● EXERCISE DESCRIPTION
All the data should be repeated exactly. Any image in it is left out.

● TASK INPUT
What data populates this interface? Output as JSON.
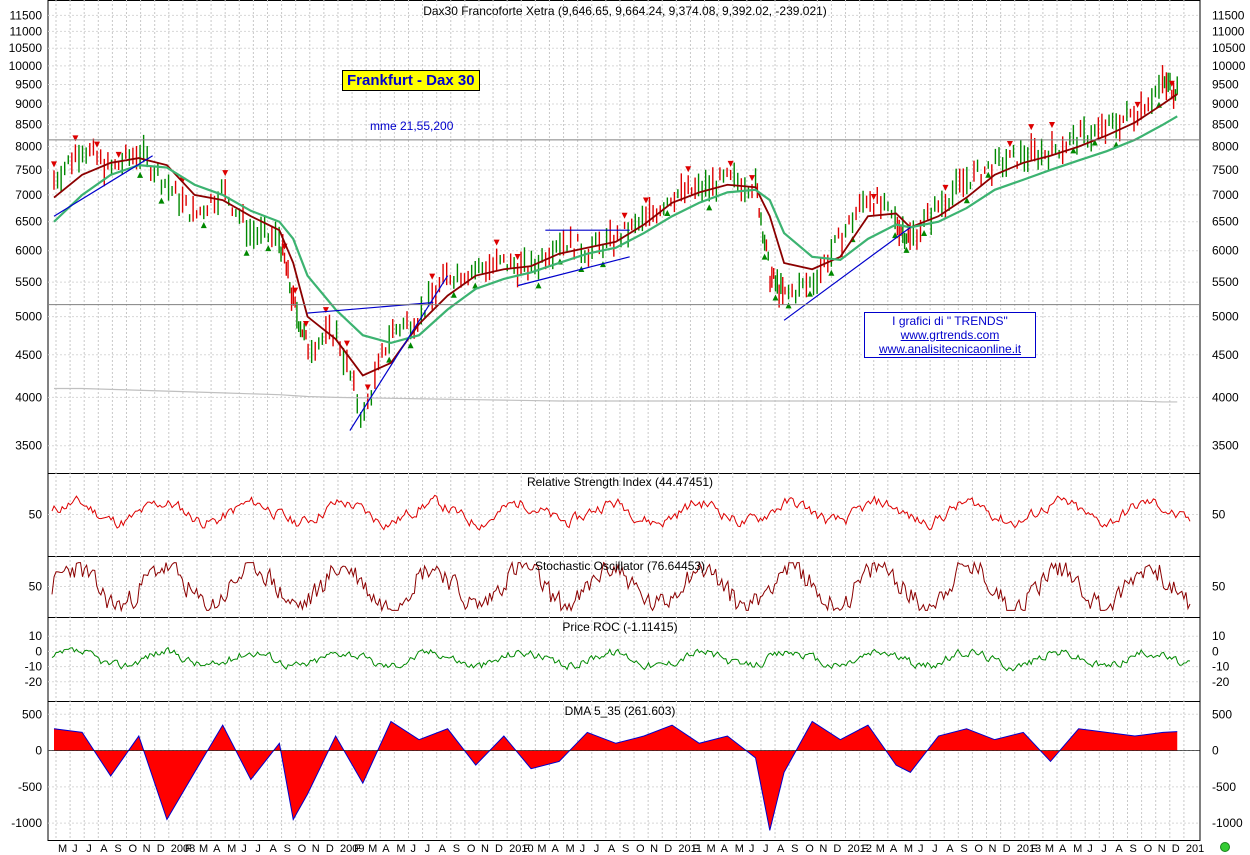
{
  "title": "Dax30 Francoforte Xetra (9,646.65, 9,664.24, 9,374.08, 9,392.02, -239.021)",
  "brand_label": "Frankfurt - Dax 30",
  "ma_label": "mme 21,55,200",
  "credit": {
    "line1": "I grafici di \" TRENDS\"",
    "line2": "www.grtrends.com",
    "line3": "www.analisitecnicaonline.it"
  },
  "colors": {
    "price_up": "#008800",
    "price_down": "#dd0000",
    "ma21": "#8b0000",
    "ma55": "#3cb371",
    "ma200": "#c0c0c0",
    "rsi": "#dd0000",
    "stochastic": "#8b0000",
    "roc": "#008800",
    "dma_fill": "#ff0000",
    "dma_line": "#0000cc",
    "trendline": "#0000cc"
  },
  "chart_data": [
    {
      "type": "line",
      "panel": "price",
      "title": "Dax30 Francoforte Xetra (9,646.65, 9,664.24, 9,374.08, 9,392.02, -239.021)",
      "scale": "log",
      "ylim": [
        3300,
        11800
      ],
      "y_ticks": [
        3500,
        4000,
        4500,
        5000,
        5500,
        6000,
        6500,
        7000,
        7500,
        8000,
        8500,
        9000,
        9500,
        10000,
        10500,
        11000,
        11500
      ],
      "x_labels": [
        "M",
        "J",
        "J",
        "A",
        "S",
        "O",
        "N",
        "D",
        "2008",
        "F",
        "M",
        "A",
        "M",
        "J",
        "J",
        "A",
        "S",
        "O",
        "N",
        "D",
        "2009",
        "F",
        "M",
        "A",
        "M",
        "J",
        "J",
        "A",
        "S",
        "O",
        "N",
        "D",
        "2010",
        "F",
        "M",
        "A",
        "M",
        "J",
        "J",
        "A",
        "S",
        "O",
        "N",
        "D",
        "2011",
        "F",
        "M",
        "A",
        "M",
        "J",
        "J",
        "A",
        "S",
        "O",
        "N",
        "D",
        "2012",
        "F",
        "M",
        "A",
        "M",
        "J",
        "J",
        "A",
        "S",
        "O",
        "N",
        "D",
        "2013",
        "F",
        "M",
        "A",
        "M",
        "J",
        "J",
        "A",
        "S",
        "O",
        "N",
        "D",
        "201"
      ],
      "x": [
        "2007-05",
        "2007-07",
        "2007-09",
        "2007-11",
        "2008-01",
        "2008-03",
        "2008-05",
        "2008-07",
        "2008-09",
        "2008-10",
        "2008-11",
        "2009-01",
        "2009-03",
        "2009-05",
        "2009-07",
        "2009-09",
        "2009-11",
        "2010-01",
        "2010-03",
        "2010-05",
        "2010-07",
        "2010-09",
        "2010-11",
        "2011-01",
        "2011-03",
        "2011-05",
        "2011-07",
        "2011-08",
        "2011-09",
        "2011-11",
        "2012-01",
        "2012-03",
        "2012-05",
        "2012-06",
        "2012-08",
        "2012-10",
        "2012-12",
        "2013-02",
        "2013-04",
        "2013-06",
        "2013-08",
        "2013-10",
        "2013-12",
        "2014-01"
      ],
      "series": [
        {
          "values": [
            7300,
            8000,
            7500,
            7900,
            7200,
            6600,
            7100,
            6300,
            6200,
            5200,
            4600,
            4800,
            3750,
            4800,
            5000,
            5600,
            5700,
            5800,
            5700,
            6200,
            6000,
            6200,
            6500,
            7000,
            7100,
            7300,
            7200,
            5600,
            5300,
            5500,
            6200,
            7000,
            6500,
            6200,
            6800,
            7300,
            7600,
            7800,
            7900,
            8200,
            8400,
            8800,
            9500,
            9400
          ]
        },
        {
          "values": [
            6950,
            7400,
            7650,
            7750,
            7600,
            7000,
            6900,
            6600,
            6350,
            5800,
            5000,
            4700,
            4250,
            4400,
            4900,
            5300,
            5600,
            5700,
            5750,
            5950,
            6050,
            6150,
            6450,
            6850,
            7050,
            7200,
            7150,
            6600,
            5800,
            5700,
            5900,
            6600,
            6650,
            6400,
            6600,
            6950,
            7400,
            7650,
            7800,
            8000,
            8250,
            8550,
            9000,
            9250
          ]
        },
        {
          "values": [
            6500,
            7000,
            7400,
            7600,
            7550,
            7200,
            7000,
            6700,
            6500,
            6200,
            5600,
            5100,
            4750,
            4650,
            4750,
            5100,
            5400,
            5550,
            5650,
            5800,
            5950,
            6050,
            6300,
            6600,
            6850,
            7050,
            7100,
            6900,
            6300,
            5900,
            5850,
            6200,
            6450,
            6400,
            6500,
            6750,
            7100,
            7300,
            7500,
            7700,
            7900,
            8150,
            8500,
            8700
          ]
        },
        {
          "values": [
            4100,
            4100,
            4090,
            4080,
            4070,
            4060,
            4050,
            4040,
            4030,
            4020,
            4010,
            4000,
            3995,
            3990,
            3985,
            3980,
            3975,
            3970,
            3965,
            3960,
            3960,
            3960,
            3960,
            3960,
            3960,
            3960,
            3960,
            3960,
            3960,
            3960,
            3960,
            3960,
            3960,
            3960,
            3960,
            3960,
            3960,
            3960,
            3960,
            3960,
            3960,
            3960,
            3950,
            3950
          ]
        }
      ]
    },
    {
      "type": "line",
      "panel": "rsi",
      "title": "Relative Strength Index (44.47451)",
      "ylim": [
        0,
        100
      ],
      "y_ticks": [
        50
      ],
      "last_value": 44.47451
    },
    {
      "type": "line",
      "panel": "stochastic",
      "title": "Stochastic Oscillator (76.64453)",
      "ylim": [
        0,
        100
      ],
      "y_ticks": [
        50
      ],
      "last_value": 76.64453
    },
    {
      "type": "line",
      "panel": "roc",
      "title": "Price ROC (-1.11415)",
      "ylim": [
        -30,
        20
      ],
      "y_ticks": [
        10,
        0,
        -10,
        -20
      ],
      "last_value": -1.11415
    },
    {
      "type": "area",
      "panel": "dma",
      "title": "DMA 5_35 (261.603)",
      "ylim": [
        -1150,
        600
      ],
      "y_ticks": [
        500,
        0,
        -500,
        -1000
      ],
      "last_value": 261.603,
      "x": [
        "2007-05",
        "2007-07",
        "2007-09",
        "2007-11",
        "2008-01",
        "2008-03",
        "2008-05",
        "2008-07",
        "2008-09",
        "2008-10",
        "2008-11",
        "2009-01",
        "2009-03",
        "2009-05",
        "2009-07",
        "2009-09",
        "2009-11",
        "2010-01",
        "2010-03",
        "2010-05",
        "2010-07",
        "2010-09",
        "2010-11",
        "2011-01",
        "2011-03",
        "2011-05",
        "2011-07",
        "2011-08",
        "2011-09",
        "2011-11",
        "2012-01",
        "2012-03",
        "2012-05",
        "2012-06",
        "2012-08",
        "2012-10",
        "2012-12",
        "2013-02",
        "2013-04",
        "2013-06",
        "2013-08",
        "2013-10",
        "2013-12",
        "2014-01"
      ],
      "values": [
        300,
        250,
        -350,
        200,
        -950,
        -300,
        350,
        -400,
        100,
        -950,
        -600,
        200,
        -450,
        400,
        150,
        300,
        -200,
        200,
        -250,
        -150,
        250,
        100,
        200,
        350,
        100,
        200,
        -100,
        -1100,
        -300,
        400,
        150,
        350,
        -200,
        -300,
        200,
        300,
        150,
        250,
        -150,
        300,
        250,
        200,
        250,
        260
      ]
    }
  ]
}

● SOLUTION TO THIS EXERCISE
What data populates this interface? Output as JSON.
{
  "title": "Dax30 Francoforte Xetra (9,646.65, 9,664.24, 9,374.08, 9,392.02, -239.021)",
  "brand_label": "Frankfurt - Dax 30",
  "ma_label": "mme 21,55,200",
  "credit": {
    "line1": "I grafici di \" TRENDS\"",
    "line2": "www.grtrends.com",
    "line3": "www.analisitecnicaonline.it"
  },
  "colors": {
    "price_up": "#008800",
    "price_down": "#dd0000",
    "ma21": "#8b0000",
    "ma55": "#3cb371",
    "ma200": "#c0c0c0",
    "rsi": "#dd0000",
    "stochastic": "#8b0000",
    "roc": "#008800",
    "dma_fill": "#ff0000",
    "dma_line": "#0000cc",
    "trendline": "#0000cc"
  },
  "chart_data": [
    {
      "type": "line",
      "panel": "price",
      "title": "Dax30 Francoforte Xetra (9,646.65, 9,664.24, 9,374.08, 9,392.02, -239.021)",
      "scale": "log",
      "ylim": [
        3300,
        11800
      ],
      "y_ticks": [
        3500,
        4000,
        4500,
        5000,
        5500,
        6000,
        6500,
        7000,
        7500,
        8000,
        8500,
        9000,
        9500,
        10000,
        10500,
        11000,
        11500
      ],
      "x_labels": [
        "M",
        "J",
        "J",
        "A",
        "S",
        "O",
        "N",
        "D",
        "2008",
        "F",
        "M",
        "A",
        "M",
        "J",
        "J",
        "A",
        "S",
        "O",
        "N",
        "D",
        "2009",
        "F",
        "M",
        "A",
        "M",
        "J",
        "J",
        "A",
        "S",
        "O",
        "N",
        "D",
        "2010",
        "F",
        "M",
        "A",
        "M",
        "J",
        "J",
        "A",
        "S",
        "O",
        "N",
        "D",
        "2011",
        "F",
        "M",
        "A",
        "M",
        "J",
        "J",
        "A",
        "S",
        "O",
        "N",
        "D",
        "2012",
        "F",
        "M",
        "A",
        "M",
        "J",
        "J",
        "A",
        "S",
        "O",
        "N",
        "D",
        "2013",
        "F",
        "M",
        "A",
        "M",
        "J",
        "J",
        "A",
        "S",
        "O",
        "N",
        "D",
        "201"
      ],
      "x": [
        "2007-05",
        "2007-07",
        "2007-09",
        "2007-11",
        "2008-01",
        "2008-03",
        "2008-05",
        "2008-07",
        "2008-09",
        "2008-10",
        "2008-11",
        "2009-01",
        "2009-03",
        "2009-05",
        "2009-07",
        "2009-09",
        "2009-11",
        "2010-01",
        "2010-03",
        "2010-05",
        "2010-07",
        "2010-09",
        "2010-11",
        "2011-01",
        "2011-03",
        "2011-05",
        "2011-07",
        "2011-08",
        "2011-09",
        "2011-11",
        "2012-01",
        "2012-03",
        "2012-05",
        "2012-06",
        "2012-08",
        "2012-10",
        "2012-12",
        "2013-02",
        "2013-04",
        "2013-06",
        "2013-08",
        "2013-10",
        "2013-12",
        "2014-01"
      ],
      "series": [
        {
          "values": [
            7300,
            8000,
            7500,
            7900,
            7200,
            6600,
            7100,
            6300,
            6200,
            5200,
            4600,
            4800,
            3750,
            4800,
            5000,
            5600,
            5700,
            5800,
            5700,
            6200,
            6000,
            6200,
            6500,
            7000,
            7100,
            7300,
            7200,
            5600,
            5300,
            5500,
            6200,
            7000,
            6500,
            6200,
            6800,
            7300,
            7600,
            7800,
            7900,
            8200,
            8400,
            8800,
            9500,
            9400
          ]
        },
        {
          "values": [
            6950,
            7400,
            7650,
            7750,
            7600,
            7000,
            6900,
            6600,
            6350,
            5800,
            5000,
            4700,
            4250,
            4400,
            4900,
            5300,
            5600,
            5700,
            5750,
            5950,
            6050,
            6150,
            6450,
            6850,
            7050,
            7200,
            7150,
            6600,
            5800,
            5700,
            5900,
            6600,
            6650,
            6400,
            6600,
            6950,
            7400,
            7650,
            7800,
            8000,
            8250,
            8550,
            9000,
            9250
          ]
        },
        {
          "values": [
            6500,
            7000,
            7400,
            7600,
            7550,
            7200,
            7000,
            6700,
            6500,
            6200,
            5600,
            5100,
            4750,
            4650,
            4750,
            5100,
            5400,
            5550,
            5650,
            5800,
            5950,
            6050,
            6300,
            6600,
            6850,
            7050,
            7100,
            6900,
            6300,
            5900,
            5850,
            6200,
            6450,
            6400,
            6500,
            6750,
            7100,
            7300,
            7500,
            7700,
            7900,
            8150,
            8500,
            8700
          ]
        },
        {
          "values": [
            4100,
            4100,
            4090,
            4080,
            4070,
            4060,
            4050,
            4040,
            4030,
            4020,
            4010,
            4000,
            3995,
            3990,
            3985,
            3980,
            3975,
            3970,
            3965,
            3960,
            3960,
            3960,
            3960,
            3960,
            3960,
            3960,
            3960,
            3960,
            3960,
            3960,
            3960,
            3960,
            3960,
            3960,
            3960,
            3960,
            3960,
            3960,
            3960,
            3960,
            3960,
            3960,
            3950,
            3950
          ]
        }
      ]
    },
    {
      "type": "line",
      "panel": "rsi",
      "title": "Relative Strength Index (44.47451)",
      "ylim": [
        0,
        100
      ],
      "y_ticks": [
        50
      ],
      "last_value": 44.47451
    },
    {
      "type": "line",
      "panel": "stochastic",
      "title": "Stochastic Oscillator (76.64453)",
      "ylim": [
        0,
        100
      ],
      "y_ticks": [
        50
      ],
      "last_value": 76.64453
    },
    {
      "type": "line",
      "panel": "roc",
      "title": "Price ROC (-1.11415)",
      "ylim": [
        -30,
        20
      ],
      "y_ticks": [
        10,
        0,
        -10,
        -20
      ],
      "last_value": -1.11415
    },
    {
      "type": "area",
      "panel": "dma",
      "title": "DMA 5_35 (261.603)",
      "ylim": [
        -1150,
        600
      ],
      "y_ticks": [
        500,
        0,
        -500,
        -1000
      ],
      "last_value": 261.603,
      "x": [
        "2007-05",
        "2007-07",
        "2007-09",
        "2007-11",
        "2008-01",
        "2008-03",
        "2008-05",
        "2008-07",
        "2008-09",
        "2008-10",
        "2008-11",
        "2009-01",
        "2009-03",
        "2009-05",
        "2009-07",
        "2009-09",
        "2009-11",
        "2010-01",
        "2010-03",
        "2010-05",
        "2010-07",
        "2010-09",
        "2010-11",
        "2011-01",
        "2011-03",
        "2011-05",
        "2011-07",
        "2011-08",
        "2011-09",
        "2011-11",
        "2012-01",
        "2012-03",
        "2012-05",
        "2012-06",
        "2012-08",
        "2012-10",
        "2012-12",
        "2013-02",
        "2013-04",
        "2013-06",
        "2013-08",
        "2013-10",
        "2013-12",
        "2014-01"
      ],
      "values": [
        300,
        250,
        -350,
        200,
        -950,
        -300,
        350,
        -400,
        100,
        -950,
        -600,
        200,
        -450,
        400,
        150,
        300,
        -200,
        200,
        -250,
        -150,
        250,
        100,
        200,
        350,
        100,
        200,
        -100,
        -1100,
        -300,
        400,
        150,
        350,
        -200,
        -300,
        200,
        300,
        150,
        250,
        -150,
        300,
        250,
        200,
        250,
        260
      ]
    }
  ]
}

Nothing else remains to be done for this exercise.